◆ THE PROBLEM: Check every line of the entries that follow, and copy the ones containing "KIEROWANA".

◆ GIVEN ENTRIES:
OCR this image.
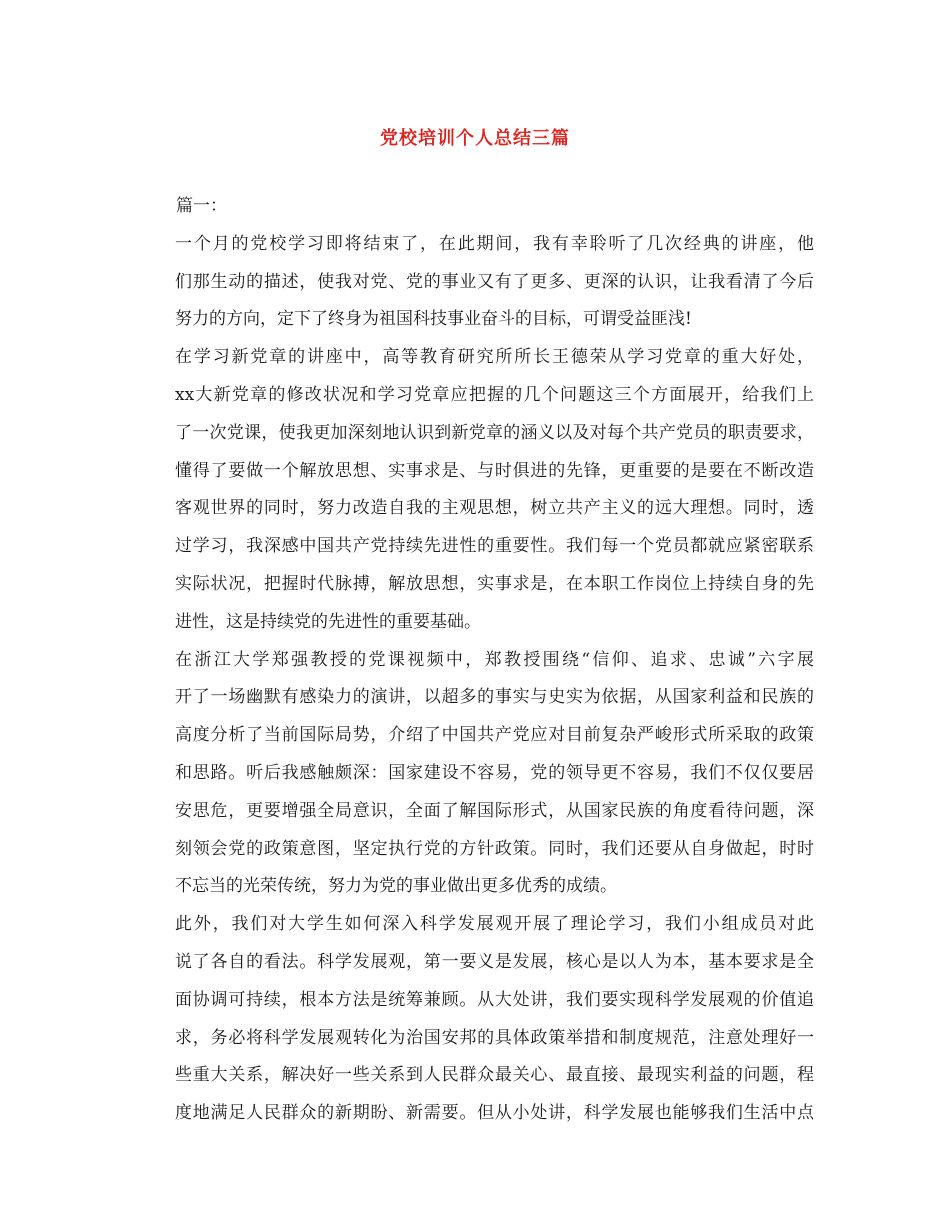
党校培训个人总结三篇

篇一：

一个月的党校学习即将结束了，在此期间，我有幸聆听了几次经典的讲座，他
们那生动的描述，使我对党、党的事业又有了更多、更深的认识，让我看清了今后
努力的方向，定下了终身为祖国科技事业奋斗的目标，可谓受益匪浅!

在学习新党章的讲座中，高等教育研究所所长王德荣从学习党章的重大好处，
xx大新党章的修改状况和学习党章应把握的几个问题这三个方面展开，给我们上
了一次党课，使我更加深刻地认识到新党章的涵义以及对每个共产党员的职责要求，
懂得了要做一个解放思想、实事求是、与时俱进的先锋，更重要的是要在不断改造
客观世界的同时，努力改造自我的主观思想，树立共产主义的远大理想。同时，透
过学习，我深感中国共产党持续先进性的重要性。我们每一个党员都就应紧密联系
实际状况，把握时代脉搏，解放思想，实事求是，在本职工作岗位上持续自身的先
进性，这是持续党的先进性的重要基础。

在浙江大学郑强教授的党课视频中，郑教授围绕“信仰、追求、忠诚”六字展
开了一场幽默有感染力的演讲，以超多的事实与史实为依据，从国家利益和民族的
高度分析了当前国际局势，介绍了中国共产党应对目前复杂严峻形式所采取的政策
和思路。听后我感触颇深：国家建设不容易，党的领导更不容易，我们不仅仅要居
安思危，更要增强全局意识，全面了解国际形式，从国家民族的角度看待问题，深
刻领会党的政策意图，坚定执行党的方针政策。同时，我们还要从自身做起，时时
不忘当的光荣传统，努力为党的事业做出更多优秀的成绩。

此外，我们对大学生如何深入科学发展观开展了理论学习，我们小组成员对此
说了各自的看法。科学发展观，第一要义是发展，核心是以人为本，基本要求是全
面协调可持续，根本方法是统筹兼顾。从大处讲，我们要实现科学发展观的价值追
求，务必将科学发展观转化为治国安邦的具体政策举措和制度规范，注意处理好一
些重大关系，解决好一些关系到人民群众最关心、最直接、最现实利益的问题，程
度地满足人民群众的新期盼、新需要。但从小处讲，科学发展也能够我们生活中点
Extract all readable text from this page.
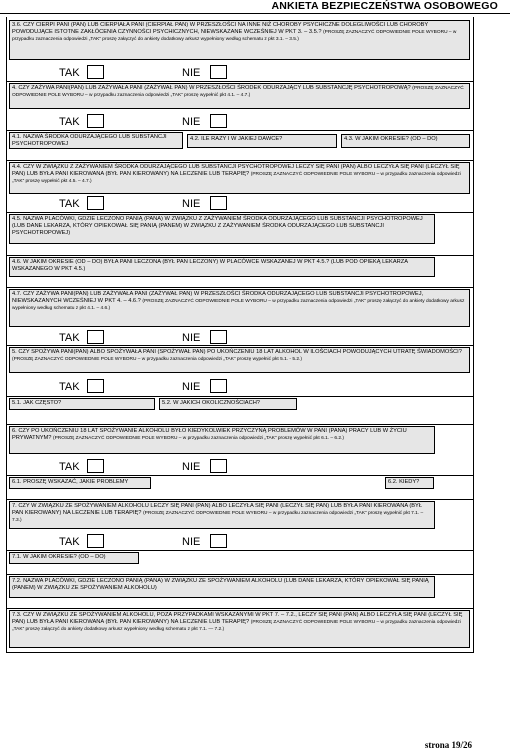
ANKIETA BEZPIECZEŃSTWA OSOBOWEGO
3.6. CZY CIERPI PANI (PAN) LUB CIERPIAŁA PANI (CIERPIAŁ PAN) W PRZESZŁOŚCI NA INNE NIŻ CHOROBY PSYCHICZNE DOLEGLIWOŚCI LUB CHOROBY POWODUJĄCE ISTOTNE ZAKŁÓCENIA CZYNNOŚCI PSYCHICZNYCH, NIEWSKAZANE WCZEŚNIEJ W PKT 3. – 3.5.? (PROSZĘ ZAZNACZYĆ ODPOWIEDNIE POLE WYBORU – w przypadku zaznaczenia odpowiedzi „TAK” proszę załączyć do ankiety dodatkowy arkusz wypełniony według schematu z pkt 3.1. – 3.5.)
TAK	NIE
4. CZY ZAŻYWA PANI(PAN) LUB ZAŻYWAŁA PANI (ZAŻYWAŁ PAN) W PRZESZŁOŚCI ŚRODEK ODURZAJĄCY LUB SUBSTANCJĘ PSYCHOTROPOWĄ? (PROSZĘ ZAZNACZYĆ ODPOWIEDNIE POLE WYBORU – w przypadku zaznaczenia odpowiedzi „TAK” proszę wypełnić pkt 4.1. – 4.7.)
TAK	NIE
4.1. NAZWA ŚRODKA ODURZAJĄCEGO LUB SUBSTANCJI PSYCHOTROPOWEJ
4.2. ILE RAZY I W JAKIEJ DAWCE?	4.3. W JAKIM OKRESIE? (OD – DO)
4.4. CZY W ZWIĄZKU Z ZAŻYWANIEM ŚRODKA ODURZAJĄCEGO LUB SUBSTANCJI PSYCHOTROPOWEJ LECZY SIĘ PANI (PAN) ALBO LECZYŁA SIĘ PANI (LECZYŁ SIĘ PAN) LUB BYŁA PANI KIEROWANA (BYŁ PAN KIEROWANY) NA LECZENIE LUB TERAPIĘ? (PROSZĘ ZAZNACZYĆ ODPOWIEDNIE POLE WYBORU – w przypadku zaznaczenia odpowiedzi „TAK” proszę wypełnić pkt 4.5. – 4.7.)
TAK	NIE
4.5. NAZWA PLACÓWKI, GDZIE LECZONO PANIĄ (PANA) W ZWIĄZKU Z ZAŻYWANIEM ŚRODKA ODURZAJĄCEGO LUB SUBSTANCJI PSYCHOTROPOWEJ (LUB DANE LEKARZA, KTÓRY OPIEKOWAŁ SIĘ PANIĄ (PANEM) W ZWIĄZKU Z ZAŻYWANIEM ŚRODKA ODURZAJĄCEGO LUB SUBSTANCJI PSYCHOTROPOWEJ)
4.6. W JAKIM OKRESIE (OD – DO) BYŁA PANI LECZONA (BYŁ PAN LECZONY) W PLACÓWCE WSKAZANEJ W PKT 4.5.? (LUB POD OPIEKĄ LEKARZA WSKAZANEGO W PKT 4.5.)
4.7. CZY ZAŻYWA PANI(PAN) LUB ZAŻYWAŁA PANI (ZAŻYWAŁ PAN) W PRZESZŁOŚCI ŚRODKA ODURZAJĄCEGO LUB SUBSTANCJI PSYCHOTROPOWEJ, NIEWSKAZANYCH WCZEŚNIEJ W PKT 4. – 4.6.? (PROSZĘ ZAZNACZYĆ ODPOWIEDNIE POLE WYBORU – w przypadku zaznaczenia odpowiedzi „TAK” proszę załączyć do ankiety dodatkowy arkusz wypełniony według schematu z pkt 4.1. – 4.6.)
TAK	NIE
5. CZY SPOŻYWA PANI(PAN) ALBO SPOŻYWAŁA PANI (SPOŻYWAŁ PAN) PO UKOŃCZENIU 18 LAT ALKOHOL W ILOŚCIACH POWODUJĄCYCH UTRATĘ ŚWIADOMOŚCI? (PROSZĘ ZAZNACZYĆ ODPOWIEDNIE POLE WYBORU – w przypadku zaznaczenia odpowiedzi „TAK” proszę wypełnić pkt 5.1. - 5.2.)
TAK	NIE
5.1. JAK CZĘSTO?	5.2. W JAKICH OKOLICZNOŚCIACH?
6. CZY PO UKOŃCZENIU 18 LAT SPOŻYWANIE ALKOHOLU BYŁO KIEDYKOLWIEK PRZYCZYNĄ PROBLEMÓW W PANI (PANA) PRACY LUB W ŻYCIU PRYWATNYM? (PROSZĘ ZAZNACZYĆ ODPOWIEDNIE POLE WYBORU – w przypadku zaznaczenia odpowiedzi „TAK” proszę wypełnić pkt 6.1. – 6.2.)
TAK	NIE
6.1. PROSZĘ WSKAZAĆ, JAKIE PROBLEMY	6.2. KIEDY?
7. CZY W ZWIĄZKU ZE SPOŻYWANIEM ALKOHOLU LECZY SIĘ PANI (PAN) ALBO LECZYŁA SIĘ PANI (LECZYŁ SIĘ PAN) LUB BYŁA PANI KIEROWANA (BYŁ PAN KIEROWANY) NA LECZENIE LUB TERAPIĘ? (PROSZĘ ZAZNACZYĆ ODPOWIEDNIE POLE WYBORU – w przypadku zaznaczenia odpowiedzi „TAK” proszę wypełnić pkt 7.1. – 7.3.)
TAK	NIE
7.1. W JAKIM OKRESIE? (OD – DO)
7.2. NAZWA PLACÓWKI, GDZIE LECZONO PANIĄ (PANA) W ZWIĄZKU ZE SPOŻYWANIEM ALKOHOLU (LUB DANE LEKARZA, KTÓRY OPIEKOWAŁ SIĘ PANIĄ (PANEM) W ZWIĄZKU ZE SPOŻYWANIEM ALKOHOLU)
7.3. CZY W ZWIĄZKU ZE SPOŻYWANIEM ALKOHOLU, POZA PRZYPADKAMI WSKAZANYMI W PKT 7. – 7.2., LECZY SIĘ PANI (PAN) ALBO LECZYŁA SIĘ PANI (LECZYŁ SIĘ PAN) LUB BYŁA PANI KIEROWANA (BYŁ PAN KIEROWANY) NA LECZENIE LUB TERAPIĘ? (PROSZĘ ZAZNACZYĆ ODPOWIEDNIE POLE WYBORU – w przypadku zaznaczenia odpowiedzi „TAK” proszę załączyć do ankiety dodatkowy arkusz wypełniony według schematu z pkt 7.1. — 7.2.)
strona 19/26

◆ EXERCISE ANSWER:
4.4. CZY W ZWIĄZKU Z ZAŻYWANIEM ŚRODKA ODURZAJĄCEGO LUB SUBSTANCJI PSYCHOTROPOWEJ LECZY SIĘ PANI (PAN) ALBO LECZYŁA SIĘ PANI (LECZYŁ SIĘ PAN) LUB BYŁA PANI KIEROWANA (BYŁ PAN KIEROWANY) NA LECZENIE LUB TERAPIĘ? (PROSZĘ ZAZNACZYĆ ODPOWIEDNIE POLE WYBORU – w przypadku zaznaczenia odpowiedzi „TAK” proszę wypełnić pkt 4.5. – 4.7.)
7. CZY W ZWIĄZKU ZE SPOŻYWANIEM ALKOHOLU LECZY SIĘ PANI (PAN) ALBO LECZYŁA SIĘ PANI (LECZYŁ SIĘ PAN) LUB BYŁA PANI KIEROWANA (BYŁ PAN KIEROWANY) NA LECZENIE LUB TERAPIĘ? (PROSZĘ ZAZNACZYĆ ODPOWIEDNIE POLE WYBORU – w przypadku zaznaczenia odpowiedzi „TAK” proszę wypełnić pkt 7.1. – 7.3.)
7.3. CZY W ZWIĄZKU ZE SPOŻYWANIEM ALKOHOLU, POZA PRZYPADKAMI WSKAZANYMI W PKT 7. – 7.2., LECZY SIĘ PANI (PAN) ALBO LECZYŁA SIĘ PANI (LECZYŁ SIĘ PAN) LUB BYŁA PANI KIEROWANA (BYŁ PAN KIEROWANY) NA LECZENIE LUB TERAPIĘ? (PROSZĘ ZAZNACZYĆ ODPOWIEDNIE POLE WYBORU – w przypadku zaznaczenia odpowiedzi „TAK” proszę załączyć do ankiety dodatkowy arkusz wypełniony według schematu z pkt 7.1. — 7.2.)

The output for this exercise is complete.